* Collected data *
..........

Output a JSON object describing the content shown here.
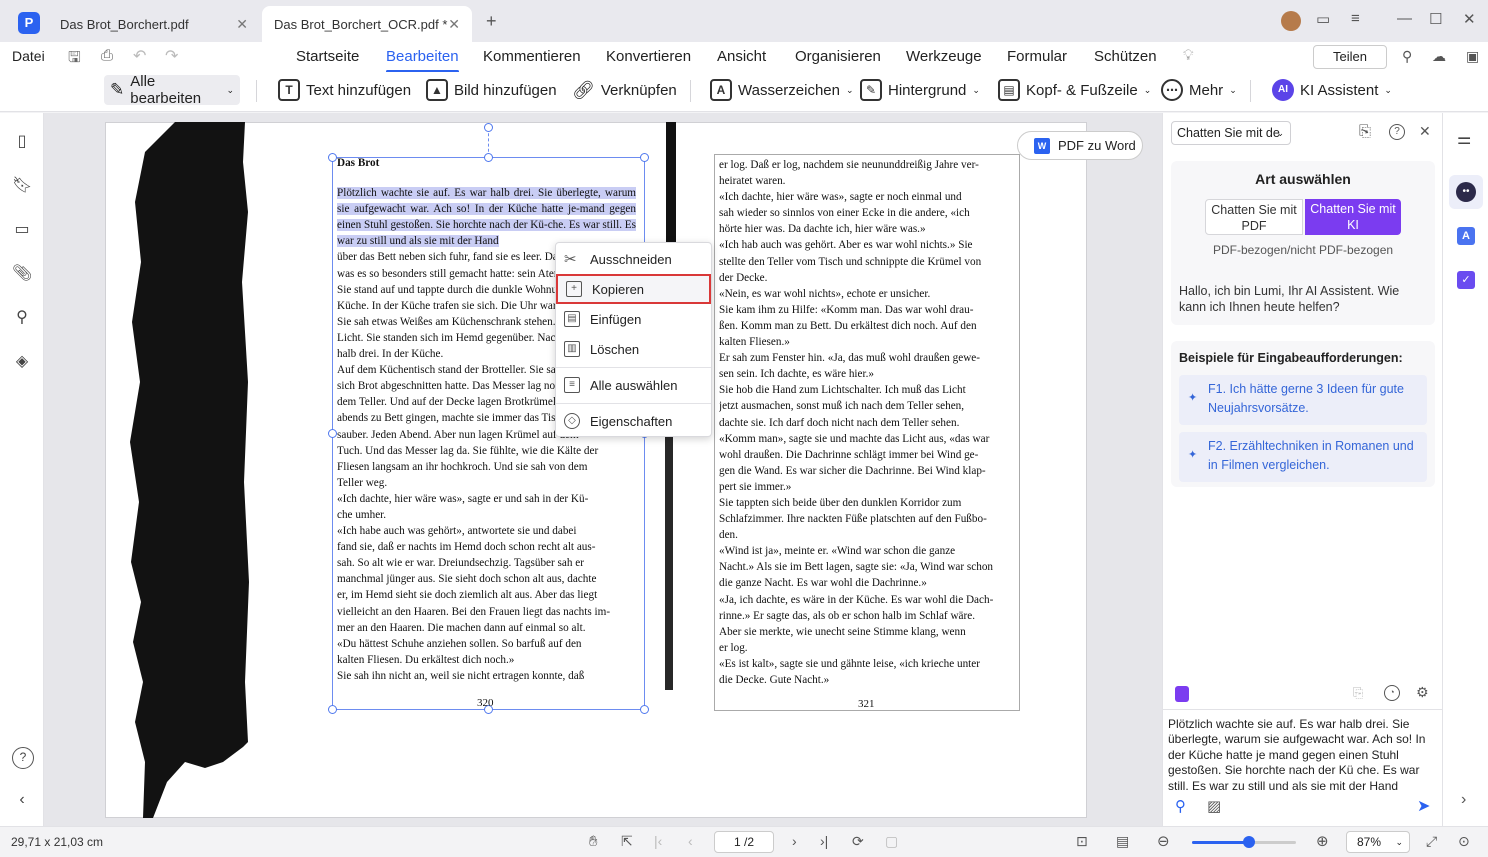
{
  "tabs": [
    {
      "title": "Das Brot_Borchert.pdf"
    },
    {
      "title": "Das Brot_Borchert_OCR.pdf *"
    }
  ],
  "menu": {
    "file": "Datei",
    "items": [
      "Startseite",
      "Bearbeiten",
      "Kommentieren",
      "Konvertieren",
      "Ansicht",
      "Organisieren",
      "Werkzeuge",
      "Formular",
      "Schützen"
    ],
    "share": "Teilen"
  },
  "toolbar": {
    "edit_all": "Alle bearbeiten",
    "add_text": "Text hinzufügen",
    "add_image": "Bild hinzufügen",
    "link": "Verknüpfen",
    "watermark": "Wasserzeichen",
    "background": "Hintergrund",
    "header_footer": "Kopf- & Fußzeile",
    "more": "Mehr",
    "ai": "KI Assistent"
  },
  "document": {
    "pdf_to_word": "PDF zu Word",
    "left_title": "Das Brot",
    "left_highlight": "Plötzlich wachte sie auf. Es war halb drei. Sie überlegte, warum sie aufgewacht war. Ach so! In der Küche hatte je-mand gegen einen Stuhl gestoßen. Sie horchte nach der Kü-che. Es war still. Es war zu still und als sie mit der Hand",
    "left_lines": [
      "über das Bett neben sich fuhr, fand sie es leer. Das",
      "was es so besonders still gemacht hatte: sein Atem",
      "Sie stand auf und tappte durch die dunkle Wohnung zur",
      "Küche. In der Küche trafen sie sich. Die Uhr war halb drei.",
      "Sie sah etwas Weißes am Küchenschrank stehen. Sie machte",
      "Licht. Sie standen sich im Hemd gegenüber. Nachts. Um",
      "halb drei. In der Küche.",
      "Auf dem Küchentisch stand der Brotteller. Sie sah, daß er",
      "sich Brot abgeschnitten hatte. Das Messer lag noch neben",
      "dem Teller. Und auf der Decke lagen Brotkrümel. Wenn sie",
      "abends zu Bett gingen, machte sie immer das Tischtuch",
      "sauber. Jeden Abend. Aber nun lagen Krümel auf dem",
      "Tuch. Und das Messer lag da. Sie fühlte, wie die Kälte der",
      "Fliesen langsam an ihr hochkroch. Und sie sah von dem",
      "Teller weg.",
      "«Ich dachte, hier wäre was», sagte er und sah in der Kü-",
      "che umher.",
      "«Ich habe auch was gehört», antwortete sie und dabei",
      "fand sie, daß er nachts im Hemd doch schon recht alt aus-",
      "sah. So alt wie er war. Dreiundsechzig. Tagsüber sah er",
      "manchmal jünger aus. Sie sieht doch schon alt aus, dachte",
      "er, im Hemd sieht sie doch ziemlich alt aus. Aber das liegt",
      "vielleicht an den Haaren. Bei den Frauen liegt das nachts im-",
      "mer an den Haaren. Die machen dann auf einmal so alt.",
      "«Du hättest Schuhe anziehen sollen. So barfuß auf den",
      "kalten Fliesen. Du erkältest dich noch.»",
      "Sie sah ihn nicht an, weil sie nicht ertragen konnte, daß"
    ],
    "left_page_number": "320",
    "right_lines": [
      "er log. Daß er log, nachdem sie neununddreißig Jahre ver-",
      "heiratet waren.",
      "«Ich dachte, hier wäre was», sagte er noch einmal und",
      "sah wieder so sinnlos von einer Ecke in die andere, «ich",
      "hörte hier was. Da dachte ich, hier wäre was.»",
      "«Ich hab auch was gehört. Aber es war wohl nichts.» Sie",
      "stellte den Teller vom Tisch und schnippte die Krümel von",
      "der Decke.",
      "«Nein, es war wohl nichts», echote er unsicher.",
      "Sie kam ihm zu Hilfe: «Komm man. Das war wohl drau-",
      "ßen. Komm man zu Bett. Du erkältest dich noch. Auf den",
      "kalten Fliesen.»",
      "Er sah zum Fenster hin. «Ja, das muß wohl draußen gewe-",
      "sen sein. Ich dachte, es wäre hier.»",
      "Sie hob die Hand zum Lichtschalter. Ich muß das Licht",
      "jetzt ausmachen, sonst muß ich nach dem Teller sehen,",
      "dachte sie. Ich darf doch nicht nach dem Teller sehen.",
      "«Komm man», sagte sie und machte das Licht aus, «das war",
      "wohl draußen. Die Dachrinne schlägt immer bei Wind ge-",
      "gen die Wand. Es war sicher die Dachrinne. Bei Wind klap-",
      "pert sie immer.»",
      "Sie tappten sich beide über den dunklen Korridor zum",
      "Schlafzimmer. Ihre nackten Füße platschten auf den Fußbo-",
      "den.",
      "«Wind ist ja», meinte er. «Wind war schon die ganze",
      "Nacht.» Als sie im Bett lagen, sagte sie: «Ja, Wind war schon",
      "die ganze Nacht. Es war wohl die Dachrinne.»",
      "«Ja, ich dachte, es wäre in der Küche. Es war wohl die Dach-",
      "rinne.» Er sagte das, als ob er schon halb im Schlaf wäre.",
      "Aber sie merkte, wie unecht seine Stimme klang, wenn",
      "er log.",
      "«Es ist kalt», sagte sie und gähnte leise, «ich krieche unter",
      "die Decke. Gute Nacht.»"
    ],
    "right_page_number": "321"
  },
  "context_menu": {
    "cut": "Ausschneiden",
    "copy": "Kopieren",
    "paste": "Einfügen",
    "delete": "Löschen",
    "select_all": "Alle auswählen",
    "properties": "Eigenschaften"
  },
  "ai_panel": {
    "dropdown": "Chatten Sie mit de",
    "heading": "Art auswählen",
    "opt_pdf": "Chatten Sie mit PDF",
    "opt_ai": "Chatten Sie mit KI",
    "subtitle": "PDF-bezogen/nicht PDF-bezogen",
    "greeting": "Hallo, ich bin Lumi, Ihr AI Assistent. Wie kann ich Ihnen heute helfen?",
    "examples_heading": "Beispiele für Eingabeaufforderungen:",
    "prompt1": "F1. Ich hätte gerne 3 Ideen für gute Neujahrsvorsätze.",
    "prompt2": "F2. Erzähltechniken in Romanen und in Filmen vergleichen.",
    "input_text": "Plötzlich  wachte sie auf.  Es war halb  drei.  Sie überlegte, warum sie aufgewacht war. Ach so! In der Küche hatte je mand gegen einen Stuhl gestoßen. Sie horchte nach der Kü che. Es war still. Es war zu still und als sie mit der Hand"
  },
  "status": {
    "dimensions": "29,71 x 21,03 cm",
    "page": "1 /2",
    "zoom": "87%",
    "zoom_level": 0.55
  },
  "colors": {
    "accent": "#2b62f0",
    "ai_purple": "#7b3cf0",
    "highlight": "#c9cdf4",
    "focus_border": "#d93838"
  }
}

..........

* Task requirements *
Without the pictures, extract every entry verbatim.

* The output *
Output a JSON object describing the content shown here.
{
  "tabs": [
    {
      "title": "Das Brot_Borchert.pdf"
    },
    {
      "title": "Das Brot_Borchert_OCR.pdf *"
    }
  ],
  "menu": {
    "file": "Datei",
    "items": [
      "Startseite",
      "Bearbeiten",
      "Kommentieren",
      "Konvertieren",
      "Ansicht",
      "Organisieren",
      "Werkzeuge",
      "Formular",
      "Schützen"
    ],
    "share": "Teilen"
  },
  "toolbar": {
    "edit_all": "Alle bearbeiten",
    "add_text": "Text hinzufügen",
    "add_image": "Bild hinzufügen",
    "link": "Verknüpfen",
    "watermark": "Wasserzeichen",
    "background": "Hintergrund",
    "header_footer": "Kopf- & Fußzeile",
    "more": "Mehr",
    "ai": "KI Assistent"
  },
  "document": {
    "pdf_to_word": "PDF zu Word",
    "left_title": "Das Brot",
    "left_highlight": "Plötzlich wachte sie auf. Es war halb drei. Sie überlegte, warum sie aufgewacht war. Ach so! In der Küche hatte je-mand gegen einen Stuhl gestoßen. Sie horchte nach der Kü-che. Es war still. Es war zu still und als sie mit der Hand",
    "left_lines": [
      "über das Bett neben sich fuhr, fand sie es leer. Das",
      "was es so besonders still gemacht hatte: sein Atem",
      "Sie stand auf und tappte durch die dunkle Wohnung zur",
      "Küche. In der Küche trafen sie sich. Die Uhr war halb drei.",
      "Sie sah etwas Weißes am Küchenschrank stehen. Sie machte",
      "Licht. Sie standen sich im Hemd gegenüber. Nachts. Um",
      "halb drei. In der Küche.",
      "Auf dem Küchentisch stand der Brotteller. Sie sah, daß er",
      "sich Brot abgeschnitten hatte. Das Messer lag noch neben",
      "dem Teller. Und auf der Decke lagen Brotkrümel. Wenn sie",
      "abends zu Bett gingen, machte sie immer das Tischtuch",
      "sauber. Jeden Abend. Aber nun lagen Krümel auf dem",
      "Tuch. Und das Messer lag da. Sie fühlte, wie die Kälte der",
      "Fliesen langsam an ihr hochkroch. Und sie sah von dem",
      "Teller weg.",
      "«Ich dachte, hier wäre was», sagte er und sah in der Kü-",
      "che umher.",
      "«Ich habe auch was gehört», antwortete sie und dabei",
      "fand sie, daß er nachts im Hemd doch schon recht alt aus-",
      "sah. So alt wie er war. Dreiundsechzig. Tagsüber sah er",
      "manchmal jünger aus. Sie sieht doch schon alt aus, dachte",
      "er, im Hemd sieht sie doch ziemlich alt aus. Aber das liegt",
      "vielleicht an den Haaren. Bei den Frauen liegt das nachts im-",
      "mer an den Haaren. Die machen dann auf einmal so alt.",
      "«Du hättest Schuhe anziehen sollen. So barfuß auf den",
      "kalten Fliesen. Du erkältest dich noch.»",
      "Sie sah ihn nicht an, weil sie nicht ertragen konnte, daß"
    ],
    "left_page_number": "320",
    "right_lines": [
      "er log. Daß er log, nachdem sie neununddreißig Jahre ver-",
      "heiratet waren.",
      "«Ich dachte, hier wäre was», sagte er noch einmal und",
      "sah wieder so sinnlos von einer Ecke in die andere, «ich",
      "hörte hier was. Da dachte ich, hier wäre was.»",
      "«Ich hab auch was gehört. Aber es war wohl nichts.» Sie",
      "stellte den Teller vom Tisch und schnippte die Krümel von",
      "der Decke.",
      "«Nein, es war wohl nichts», echote er unsicher.",
      "Sie kam ihm zu Hilfe: «Komm man. Das war wohl drau-",
      "ßen. Komm man zu Bett. Du erkältest dich noch. Auf den",
      "kalten Fliesen.»",
      "Er sah zum Fenster hin. «Ja, das muß wohl draußen gewe-",
      "sen sein. Ich dachte, es wäre hier.»",
      "Sie hob die Hand zum Lichtschalter. Ich muß das Licht",
      "jetzt ausmachen, sonst muß ich nach dem Teller sehen,",
      "dachte sie. Ich darf doch nicht nach dem Teller sehen.",
      "«Komm man», sagte sie und machte das Licht aus, «das war",
      "wohl draußen. Die Dachrinne schlägt immer bei Wind ge-",
      "gen die Wand. Es war sicher die Dachrinne. Bei Wind klap-",
      "pert sie immer.»",
      "Sie tappten sich beide über den dunklen Korridor zum",
      "Schlafzimmer. Ihre nackten Füße platschten auf den Fußbo-",
      "den.",
      "«Wind ist ja», meinte er. «Wind war schon die ganze",
      "Nacht.» Als sie im Bett lagen, sagte sie: «Ja, Wind war schon",
      "die ganze Nacht. Es war wohl die Dachrinne.»",
      "«Ja, ich dachte, es wäre in der Küche. Es war wohl die Dach-",
      "rinne.» Er sagte das, als ob er schon halb im Schlaf wäre.",
      "Aber sie merkte, wie unecht seine Stimme klang, wenn",
      "er log.",
      "«Es ist kalt», sagte sie und gähnte leise, «ich krieche unter",
      "die Decke. Gute Nacht.»"
    ],
    "right_page_number": "321"
  },
  "context_menu": {
    "cut": "Ausschneiden",
    "copy": "Kopieren",
    "paste": "Einfügen",
    "delete": "Löschen",
    "select_all": "Alle auswählen",
    "properties": "Eigenschaften"
  },
  "ai_panel": {
    "dropdown": "Chatten Sie mit de",
    "heading": "Art auswählen",
    "opt_pdf": "Chatten Sie mit PDF",
    "opt_ai": "Chatten Sie mit KI",
    "subtitle": "PDF-bezogen/nicht PDF-bezogen",
    "greeting": "Hallo, ich bin Lumi, Ihr AI Assistent. Wie kann ich Ihnen heute helfen?",
    "examples_heading": "Beispiele für Eingabeaufforderungen:",
    "prompt1": "F1. Ich hätte gerne 3 Ideen für gute Neujahrsvorsätze.",
    "prompt2": "F2. Erzähltechniken in Romanen und in Filmen vergleichen.",
    "input_text": "Plötzlich  wachte sie auf.  Es war halb  drei.  Sie überlegte, warum sie aufgewacht war. Ach so! In der Küche hatte je mand gegen einen Stuhl gestoßen. Sie horchte nach der Kü che. Es war still. Es war zu still und als sie mit der Hand"
  },
  "status": {
    "dimensions": "29,71 x 21,03 cm",
    "page": "1 /2",
    "zoom": "87%",
    "zoom_level": 0.55
  },
  "colors": {
    "accent": "#2b62f0",
    "ai_purple": "#7b3cf0",
    "highlight": "#c9cdf4",
    "focus_border": "#d93838"
  }
}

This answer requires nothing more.